With the pictures left out, copy the listing below exactly.
++++ DATA PROVIDED ++++
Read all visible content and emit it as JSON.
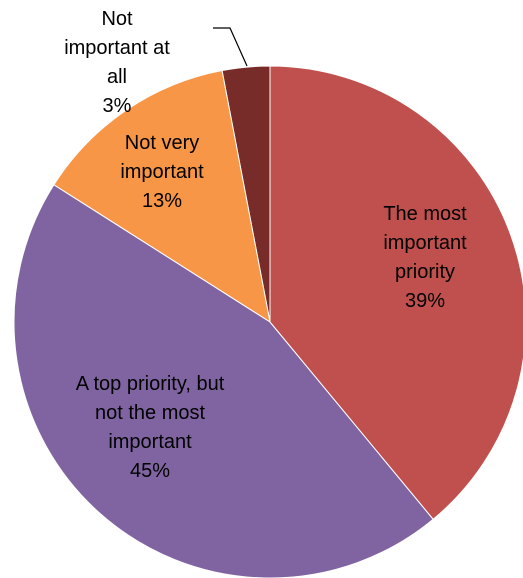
{
  "chart_data": {
    "type": "pie",
    "categories": [
      "The most important priority",
      "A top priority, but not the most important",
      "Not very important",
      "Not important at all"
    ],
    "values": [
      39,
      45,
      13,
      3
    ],
    "value_labels": [
      "39%",
      "45%",
      "13%",
      "3%"
    ],
    "colors": [
      "#c0504d",
      "#8064a2",
      "#f79646",
      "#772c2a"
    ]
  }
}
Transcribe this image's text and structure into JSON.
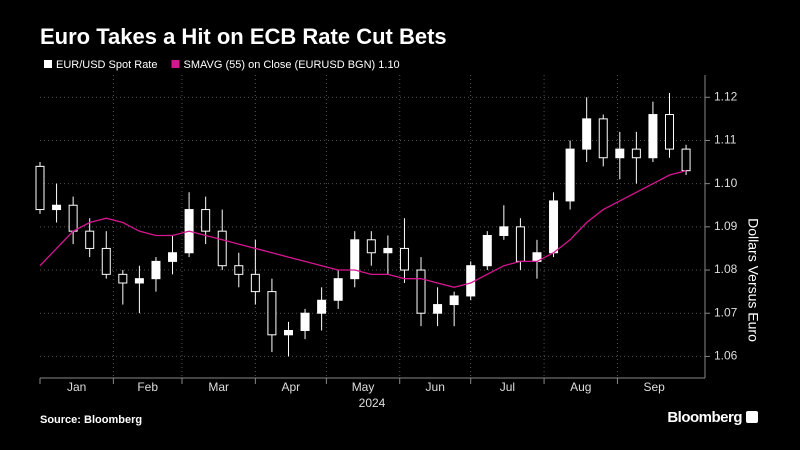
{
  "chart_data": {
    "type": "candlestick",
    "title": "Euro Takes a Hit on ECB Rate Cut Bets",
    "ylabel": "Dollars Versus Euro",
    "xlabel": "2024",
    "source": "Source: Bloomberg",
    "brand": "Bloomberg",
    "grid": true,
    "xlim": [
      0,
      281
    ],
    "xticks": [
      {
        "value": 0,
        "label": "Jan"
      },
      {
        "value": 31,
        "label": "Feb"
      },
      {
        "value": 60,
        "label": "Mar"
      },
      {
        "value": 91,
        "label": "Apr"
      },
      {
        "value": 121,
        "label": "May"
      },
      {
        "value": 152,
        "label": "Jun"
      },
      {
        "value": 182,
        "label": "Jul"
      },
      {
        "value": 213,
        "label": "Aug"
      },
      {
        "value": 244,
        "label": "Sep"
      }
    ],
    "ylim": [
      1.055,
      1.124
    ],
    "yticks": [
      1.06,
      1.07,
      1.08,
      1.09,
      {
        "value": 1.1,
        "label": "1.10"
      },
      1.11,
      1.12
    ],
    "x": [
      0,
      7,
      14,
      21,
      28,
      35,
      42,
      49,
      56,
      63,
      70,
      77,
      84,
      91,
      98,
      105,
      112,
      119,
      126,
      133,
      140,
      147,
      154,
      161,
      168,
      175,
      182,
      189,
      196,
      203,
      210,
      217,
      224,
      231,
      238,
      245,
      252,
      259,
      266,
      273
    ],
    "series": [
      {
        "name": "EUR/USD Spot Rate",
        "color": "#ffffff",
        "type": "candlestick",
        "open": [
          1.104,
          1.094,
          1.095,
          1.089,
          1.085,
          1.079,
          1.077,
          1.078,
          1.082,
          1.084,
          1.094,
          1.089,
          1.081,
          1.079,
          1.075,
          1.065,
          1.066,
          1.07,
          1.073,
          1.078,
          1.087,
          1.084,
          1.085,
          1.08,
          1.07,
          1.072,
          1.074,
          1.081,
          1.088,
          1.09,
          1.082,
          1.084,
          1.096,
          1.108,
          1.115,
          1.106,
          1.108,
          1.106,
          1.116,
          1.108
        ],
        "high": [
          1.105,
          1.1,
          1.097,
          1.092,
          1.089,
          1.08,
          1.081,
          1.083,
          1.088,
          1.098,
          1.097,
          1.094,
          1.084,
          1.087,
          1.078,
          1.068,
          1.071,
          1.076,
          1.08,
          1.089,
          1.089,
          1.088,
          1.092,
          1.083,
          1.076,
          1.075,
          1.082,
          1.089,
          1.095,
          1.092,
          1.087,
          1.098,
          1.11,
          1.12,
          1.116,
          1.112,
          1.112,
          1.119,
          1.121,
          1.109
        ],
        "low": [
          1.093,
          1.091,
          1.086,
          1.083,
          1.078,
          1.072,
          1.07,
          1.075,
          1.079,
          1.083,
          1.086,
          1.08,
          1.076,
          1.072,
          1.061,
          1.06,
          1.064,
          1.066,
          1.071,
          1.076,
          1.081,
          1.079,
          1.077,
          1.067,
          1.067,
          1.067,
          1.073,
          1.08,
          1.087,
          1.08,
          1.078,
          1.083,
          1.094,
          1.105,
          1.104,
          1.101,
          1.1,
          1.105,
          1.106,
          1.102
        ],
        "close": [
          1.094,
          1.095,
          1.089,
          1.085,
          1.079,
          1.077,
          1.078,
          1.082,
          1.084,
          1.094,
          1.089,
          1.081,
          1.079,
          1.075,
          1.065,
          1.066,
          1.07,
          1.073,
          1.078,
          1.087,
          1.084,
          1.085,
          1.08,
          1.07,
          1.072,
          1.074,
          1.081,
          1.088,
          1.09,
          1.082,
          1.084,
          1.096,
          1.108,
          1.115,
          1.106,
          1.108,
          1.106,
          1.116,
          1.108,
          1.103
        ]
      },
      {
        "name": "SMAVG (55)  on Close (EURUSD BGN) 1.10",
        "color": "#d6168f",
        "type": "line",
        "values": [
          1.081,
          1.085,
          1.089,
          1.091,
          1.092,
          1.091,
          1.089,
          1.088,
          1.088,
          1.089,
          1.088,
          1.087,
          1.086,
          1.085,
          1.084,
          1.083,
          1.082,
          1.081,
          1.08,
          1.08,
          1.079,
          1.079,
          1.078,
          1.078,
          1.077,
          1.076,
          1.077,
          1.079,
          1.081,
          1.082,
          1.082,
          1.084,
          1.087,
          1.091,
          1.094,
          1.096,
          1.098,
          1.1,
          1.102,
          1.103
        ]
      }
    ]
  }
}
++++
■ RESULT OF THIS EXERCISE
Read all visible content and emit it as JSON.
{
  "chart_data": {
    "type": "pie",
    "categories": [
      "The most important priority",
      "A top priority, but not the most important",
      "Not very important",
      "Not important at all"
    ],
    "values": [
      39,
      45,
      13,
      3
    ],
    "value_labels": [
      "39%",
      "45%",
      "13%",
      "3%"
    ],
    "colors": [
      "#c0504d",
      "#8064a2",
      "#f79646",
      "#772c2a"
    ]
  }
}
Transcribe this image's text and structure into JSON.
{
  "chart_data": {
    "type": "candlestick",
    "title": "Euro Takes a Hit on ECB Rate Cut Bets",
    "ylabel": "Dollars Versus Euro",
    "xlabel": "2024",
    "source": "Source: Bloomberg",
    "brand": "Bloomberg",
    "grid": true,
    "xlim": [
      0,
      281
    ],
    "xticks": [
      {
        "value": 0,
        "label": "Jan"
      },
      {
        "value": 31,
        "label": "Feb"
      },
      {
        "value": 60,
        "label": "Mar"
      },
      {
        "value": 91,
        "label": "Apr"
      },
      {
        "value": 121,
        "label": "May"
      },
      {
        "value": 152,
        "label": "Jun"
      },
      {
        "value": 182,
        "label": "Jul"
      },
      {
        "value": 213,
        "label": "Aug"
      },
      {
        "value": 244,
        "label": "Sep"
      }
    ],
    "ylim": [
      1.055,
      1.124
    ],
    "yticks": [
      1.06,
      1.07,
      1.08,
      1.09,
      {
        "value": 1.1,
        "label": "1.10"
      },
      1.11,
      1.12
    ],
    "x": [
      0,
      7,
      14,
      21,
      28,
      35,
      42,
      49,
      56,
      63,
      70,
      77,
      84,
      91,
      98,
      105,
      112,
      119,
      126,
      133,
      140,
      147,
      154,
      161,
      168,
      175,
      182,
      189,
      196,
      203,
      210,
      217,
      224,
      231,
      238,
      245,
      252,
      259,
      266,
      273
    ],
    "series": [
      {
        "name": "EUR/USD Spot Rate",
        "color": "#ffffff",
        "type": "candlestick",
        "open": [
          1.104,
          1.094,
          1.095,
          1.089,
          1.085,
          1.079,
          1.077,
          1.078,
          1.082,
          1.084,
          1.094,
          1.089,
          1.081,
          1.079,
          1.075,
          1.065,
          1.066,
          1.07,
          1.073,
          1.078,
          1.087,
          1.084,
          1.085,
          1.08,
          1.07,
          1.072,
          1.074,
          1.081,
          1.088,
          1.09,
          1.082,
          1.084,
          1.096,
          1.108,
          1.115,
          1.106,
          1.108,
          1.106,
          1.116,
          1.108
        ],
        "high": [
          1.105,
          1.1,
          1.097,
          1.092,
          1.089,
          1.08,
          1.081,
          1.083,
          1.088,
          1.098,
          1.097,
          1.094,
          1.084,
          1.087,
          1.078,
          1.068,
          1.071,
          1.076,
          1.08,
          1.089,
          1.089,
          1.088,
          1.092,
          1.083,
          1.076,
          1.075,
          1.082,
          1.089,
          1.095,
          1.092,
          1.087,
          1.098,
          1.11,
          1.12,
          1.116,
          1.112,
          1.112,
          1.119,
          1.121,
          1.109
        ],
        "low": [
          1.093,
          1.091,
          1.086,
          1.083,
          1.078,
          1.072,
          1.07,
          1.075,
          1.079,
          1.083,
          1.086,
          1.08,
          1.076,
          1.072,
          1.061,
          1.06,
          1.064,
          1.066,
          1.071,
          1.076,
          1.081,
          1.079,
          1.077,
          1.067,
          1.067,
          1.067,
          1.073,
          1.08,
          1.087,
          1.08,
          1.078,
          1.083,
          1.094,
          1.105,
          1.104,
          1.101,
          1.1,
          1.105,
          1.106,
          1.102
        ],
        "close": [
          1.094,
          1.095,
          1.089,
          1.085,
          1.079,
          1.077,
          1.078,
          1.082,
          1.084,
          1.094,
          1.089,
          1.081,
          1.079,
          1.075,
          1.065,
          1.066,
          1.07,
          1.073,
          1.078,
          1.087,
          1.084,
          1.085,
          1.08,
          1.07,
          1.072,
          1.074,
          1.081,
          1.088,
          1.09,
          1.082,
          1.084,
          1.096,
          1.108,
          1.115,
          1.106,
          1.108,
          1.106,
          1.116,
          1.108,
          1.103
        ]
      },
      {
        "name": "SMAVG (55)  on Close (EURUSD BGN) 1.10",
        "color": "#d6168f",
        "type": "line",
        "values": [
          1.081,
          1.085,
          1.089,
          1.091,
          1.092,
          1.091,
          1.089,
          1.088,
          1.088,
          1.089,
          1.088,
          1.087,
          1.086,
          1.085,
          1.084,
          1.083,
          1.082,
          1.081,
          1.08,
          1.08,
          1.079,
          1.079,
          1.078,
          1.078,
          1.077,
          1.076,
          1.077,
          1.079,
          1.081,
          1.082,
          1.082,
          1.084,
          1.087,
          1.091,
          1.094,
          1.096,
          1.098,
          1.1,
          1.102,
          1.103
        ]
      }
    ]
  }
}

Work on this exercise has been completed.